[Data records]
★ ★ ★ ★ ★

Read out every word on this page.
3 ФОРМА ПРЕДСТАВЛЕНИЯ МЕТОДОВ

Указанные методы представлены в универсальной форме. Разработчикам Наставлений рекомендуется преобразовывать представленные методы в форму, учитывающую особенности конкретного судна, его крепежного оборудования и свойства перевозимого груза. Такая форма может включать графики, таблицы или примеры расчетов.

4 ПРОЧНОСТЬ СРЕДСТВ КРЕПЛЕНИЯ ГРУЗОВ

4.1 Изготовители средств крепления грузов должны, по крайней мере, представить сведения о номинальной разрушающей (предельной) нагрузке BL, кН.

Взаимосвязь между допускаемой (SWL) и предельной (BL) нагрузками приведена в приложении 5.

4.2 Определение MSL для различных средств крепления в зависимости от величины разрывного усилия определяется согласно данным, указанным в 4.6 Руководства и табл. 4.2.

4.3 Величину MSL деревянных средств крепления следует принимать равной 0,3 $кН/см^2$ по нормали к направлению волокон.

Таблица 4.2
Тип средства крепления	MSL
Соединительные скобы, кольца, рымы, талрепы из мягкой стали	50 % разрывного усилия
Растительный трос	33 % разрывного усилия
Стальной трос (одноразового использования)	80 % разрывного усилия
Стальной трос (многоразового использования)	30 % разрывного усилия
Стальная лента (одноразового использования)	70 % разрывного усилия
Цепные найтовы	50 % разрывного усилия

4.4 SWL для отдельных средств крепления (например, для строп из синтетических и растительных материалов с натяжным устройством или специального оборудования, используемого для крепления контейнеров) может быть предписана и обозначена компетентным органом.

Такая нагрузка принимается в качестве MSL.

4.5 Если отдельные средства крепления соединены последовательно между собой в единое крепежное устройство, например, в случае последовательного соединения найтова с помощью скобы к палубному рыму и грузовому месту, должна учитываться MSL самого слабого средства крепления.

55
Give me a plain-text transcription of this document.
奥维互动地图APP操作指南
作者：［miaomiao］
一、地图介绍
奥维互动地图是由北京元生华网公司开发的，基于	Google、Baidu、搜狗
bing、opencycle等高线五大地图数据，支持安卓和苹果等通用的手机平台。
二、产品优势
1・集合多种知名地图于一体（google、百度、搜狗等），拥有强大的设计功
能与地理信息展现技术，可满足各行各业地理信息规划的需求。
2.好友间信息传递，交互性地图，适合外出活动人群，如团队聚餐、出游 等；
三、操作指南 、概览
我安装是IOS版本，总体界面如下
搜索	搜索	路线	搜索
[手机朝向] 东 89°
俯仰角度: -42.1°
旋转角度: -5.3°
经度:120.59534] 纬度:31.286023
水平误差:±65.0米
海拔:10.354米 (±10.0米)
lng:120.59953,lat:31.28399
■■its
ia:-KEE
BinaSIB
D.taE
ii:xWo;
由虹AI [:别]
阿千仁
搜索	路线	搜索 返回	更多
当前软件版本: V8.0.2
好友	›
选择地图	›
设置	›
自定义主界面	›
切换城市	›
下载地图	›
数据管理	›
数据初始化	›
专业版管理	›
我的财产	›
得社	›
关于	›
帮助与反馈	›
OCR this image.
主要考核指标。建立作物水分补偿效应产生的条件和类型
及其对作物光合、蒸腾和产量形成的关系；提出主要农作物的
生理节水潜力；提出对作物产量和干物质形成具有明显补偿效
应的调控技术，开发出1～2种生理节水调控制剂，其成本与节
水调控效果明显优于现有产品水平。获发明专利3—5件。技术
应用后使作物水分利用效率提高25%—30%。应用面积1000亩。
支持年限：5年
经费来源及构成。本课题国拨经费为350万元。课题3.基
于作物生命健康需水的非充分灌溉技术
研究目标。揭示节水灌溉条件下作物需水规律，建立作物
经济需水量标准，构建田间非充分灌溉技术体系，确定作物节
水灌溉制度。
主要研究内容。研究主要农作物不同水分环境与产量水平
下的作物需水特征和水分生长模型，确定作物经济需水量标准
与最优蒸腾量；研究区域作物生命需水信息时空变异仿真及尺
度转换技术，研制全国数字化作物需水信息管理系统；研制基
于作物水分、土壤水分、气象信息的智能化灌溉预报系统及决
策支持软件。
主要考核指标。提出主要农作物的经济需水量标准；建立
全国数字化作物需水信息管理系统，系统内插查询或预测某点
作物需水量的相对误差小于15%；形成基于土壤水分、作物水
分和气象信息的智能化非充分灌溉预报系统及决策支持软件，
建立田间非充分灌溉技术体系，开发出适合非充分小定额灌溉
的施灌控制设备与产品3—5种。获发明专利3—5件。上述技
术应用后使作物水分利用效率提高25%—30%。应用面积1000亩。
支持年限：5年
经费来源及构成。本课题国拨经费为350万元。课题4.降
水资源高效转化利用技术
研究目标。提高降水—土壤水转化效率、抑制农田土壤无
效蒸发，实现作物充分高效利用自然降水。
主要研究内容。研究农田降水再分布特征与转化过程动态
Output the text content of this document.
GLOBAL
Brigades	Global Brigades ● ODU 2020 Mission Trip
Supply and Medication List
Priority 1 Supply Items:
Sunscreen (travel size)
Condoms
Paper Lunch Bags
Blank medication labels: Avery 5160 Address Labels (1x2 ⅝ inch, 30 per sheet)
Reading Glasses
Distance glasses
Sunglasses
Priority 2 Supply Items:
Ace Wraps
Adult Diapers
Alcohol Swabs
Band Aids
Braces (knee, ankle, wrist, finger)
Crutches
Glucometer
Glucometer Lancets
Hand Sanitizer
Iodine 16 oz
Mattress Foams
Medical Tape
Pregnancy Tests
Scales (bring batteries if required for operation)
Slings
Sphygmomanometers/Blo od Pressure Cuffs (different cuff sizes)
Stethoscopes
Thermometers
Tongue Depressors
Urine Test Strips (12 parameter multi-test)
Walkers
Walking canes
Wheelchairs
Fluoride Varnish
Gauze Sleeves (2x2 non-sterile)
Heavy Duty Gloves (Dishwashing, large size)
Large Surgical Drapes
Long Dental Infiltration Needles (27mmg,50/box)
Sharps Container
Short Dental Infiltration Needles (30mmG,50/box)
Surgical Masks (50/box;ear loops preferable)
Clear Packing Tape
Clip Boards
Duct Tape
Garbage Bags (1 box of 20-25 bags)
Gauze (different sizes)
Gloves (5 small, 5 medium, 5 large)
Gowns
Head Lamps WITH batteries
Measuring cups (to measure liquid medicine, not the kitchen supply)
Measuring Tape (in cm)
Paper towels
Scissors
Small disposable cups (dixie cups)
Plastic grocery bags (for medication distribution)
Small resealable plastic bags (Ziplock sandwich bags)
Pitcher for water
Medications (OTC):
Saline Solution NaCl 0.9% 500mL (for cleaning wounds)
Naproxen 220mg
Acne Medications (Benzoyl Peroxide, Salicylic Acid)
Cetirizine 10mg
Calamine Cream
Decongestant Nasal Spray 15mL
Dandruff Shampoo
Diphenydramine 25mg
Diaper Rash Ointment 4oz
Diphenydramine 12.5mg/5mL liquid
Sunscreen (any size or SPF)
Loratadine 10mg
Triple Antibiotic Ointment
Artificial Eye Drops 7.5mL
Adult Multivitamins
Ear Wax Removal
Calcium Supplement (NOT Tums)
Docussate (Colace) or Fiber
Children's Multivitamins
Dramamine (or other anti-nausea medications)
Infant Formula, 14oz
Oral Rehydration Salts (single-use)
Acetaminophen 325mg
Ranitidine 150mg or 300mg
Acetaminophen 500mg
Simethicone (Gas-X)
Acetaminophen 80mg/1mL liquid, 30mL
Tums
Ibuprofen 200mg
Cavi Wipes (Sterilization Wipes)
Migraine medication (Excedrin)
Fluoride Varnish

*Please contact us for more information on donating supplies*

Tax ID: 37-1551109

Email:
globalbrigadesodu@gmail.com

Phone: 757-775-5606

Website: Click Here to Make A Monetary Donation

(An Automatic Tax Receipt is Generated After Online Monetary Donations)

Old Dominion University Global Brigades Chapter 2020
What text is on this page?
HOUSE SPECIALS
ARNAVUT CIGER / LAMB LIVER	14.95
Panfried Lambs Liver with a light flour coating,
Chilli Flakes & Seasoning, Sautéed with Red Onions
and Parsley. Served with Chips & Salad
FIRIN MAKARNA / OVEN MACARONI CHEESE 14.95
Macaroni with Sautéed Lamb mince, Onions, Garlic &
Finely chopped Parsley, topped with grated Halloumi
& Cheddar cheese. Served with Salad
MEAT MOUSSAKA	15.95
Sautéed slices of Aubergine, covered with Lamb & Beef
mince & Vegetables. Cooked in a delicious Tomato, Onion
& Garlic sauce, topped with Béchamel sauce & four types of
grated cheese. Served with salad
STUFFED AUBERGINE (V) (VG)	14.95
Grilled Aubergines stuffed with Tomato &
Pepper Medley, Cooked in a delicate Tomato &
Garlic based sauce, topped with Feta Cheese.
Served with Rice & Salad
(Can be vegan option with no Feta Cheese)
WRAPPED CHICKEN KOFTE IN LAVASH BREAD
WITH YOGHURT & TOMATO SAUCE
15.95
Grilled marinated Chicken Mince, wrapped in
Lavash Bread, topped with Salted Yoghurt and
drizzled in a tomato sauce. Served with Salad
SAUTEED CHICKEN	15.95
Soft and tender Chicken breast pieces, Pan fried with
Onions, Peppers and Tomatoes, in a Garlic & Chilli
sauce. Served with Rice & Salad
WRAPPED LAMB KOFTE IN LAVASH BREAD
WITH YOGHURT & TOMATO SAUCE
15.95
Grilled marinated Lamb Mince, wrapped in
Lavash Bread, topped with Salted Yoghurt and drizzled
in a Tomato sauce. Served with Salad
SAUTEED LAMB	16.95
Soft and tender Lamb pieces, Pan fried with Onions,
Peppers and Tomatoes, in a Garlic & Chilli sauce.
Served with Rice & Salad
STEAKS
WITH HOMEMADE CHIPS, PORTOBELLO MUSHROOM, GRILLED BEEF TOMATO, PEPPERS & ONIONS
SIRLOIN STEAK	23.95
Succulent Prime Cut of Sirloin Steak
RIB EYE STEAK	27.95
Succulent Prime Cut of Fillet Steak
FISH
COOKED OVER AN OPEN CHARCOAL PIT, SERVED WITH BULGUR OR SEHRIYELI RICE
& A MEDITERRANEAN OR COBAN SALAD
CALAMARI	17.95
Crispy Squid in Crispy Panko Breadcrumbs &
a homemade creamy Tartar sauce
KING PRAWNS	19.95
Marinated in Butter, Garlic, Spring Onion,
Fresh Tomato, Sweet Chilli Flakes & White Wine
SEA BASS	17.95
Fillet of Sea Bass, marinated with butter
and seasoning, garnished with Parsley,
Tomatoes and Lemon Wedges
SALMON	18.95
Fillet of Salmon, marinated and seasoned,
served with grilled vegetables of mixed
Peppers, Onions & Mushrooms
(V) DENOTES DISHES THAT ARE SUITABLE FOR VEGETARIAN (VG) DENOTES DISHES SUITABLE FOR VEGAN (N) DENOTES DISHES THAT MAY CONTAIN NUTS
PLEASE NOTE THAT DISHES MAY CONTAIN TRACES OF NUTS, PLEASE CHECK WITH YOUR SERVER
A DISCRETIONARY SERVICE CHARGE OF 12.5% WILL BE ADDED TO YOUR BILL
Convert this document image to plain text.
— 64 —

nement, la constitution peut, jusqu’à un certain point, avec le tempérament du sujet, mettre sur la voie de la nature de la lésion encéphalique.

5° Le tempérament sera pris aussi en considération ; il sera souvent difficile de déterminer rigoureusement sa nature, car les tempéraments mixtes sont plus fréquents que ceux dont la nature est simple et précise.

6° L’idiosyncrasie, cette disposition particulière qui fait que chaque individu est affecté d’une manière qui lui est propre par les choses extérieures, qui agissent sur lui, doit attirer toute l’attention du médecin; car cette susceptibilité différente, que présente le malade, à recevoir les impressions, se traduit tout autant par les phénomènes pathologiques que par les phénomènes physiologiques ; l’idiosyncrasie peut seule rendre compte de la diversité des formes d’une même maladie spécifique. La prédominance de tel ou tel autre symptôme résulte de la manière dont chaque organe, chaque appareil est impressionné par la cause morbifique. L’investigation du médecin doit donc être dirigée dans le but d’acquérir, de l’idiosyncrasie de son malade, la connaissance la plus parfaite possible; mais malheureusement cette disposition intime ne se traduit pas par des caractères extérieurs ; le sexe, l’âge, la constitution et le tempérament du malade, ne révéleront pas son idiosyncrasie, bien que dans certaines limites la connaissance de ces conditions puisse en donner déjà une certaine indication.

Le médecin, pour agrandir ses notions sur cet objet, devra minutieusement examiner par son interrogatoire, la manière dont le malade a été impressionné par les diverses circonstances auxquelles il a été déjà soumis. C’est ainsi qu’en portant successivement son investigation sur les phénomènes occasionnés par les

★ ★ ★ ★ ★

What is asked ::
Each line in the data that holds the string "предельной" should be found and copied.

Full answer ::
4.1 Изготовители средств крепления грузов должны, по крайней мере, представить сведения о номинальной разрушающей (предельной) нагрузке BL, кН.
Взаимосвязь между допускаемой (SWL) и предельной (BL) нагрузками приведена в приложении 5.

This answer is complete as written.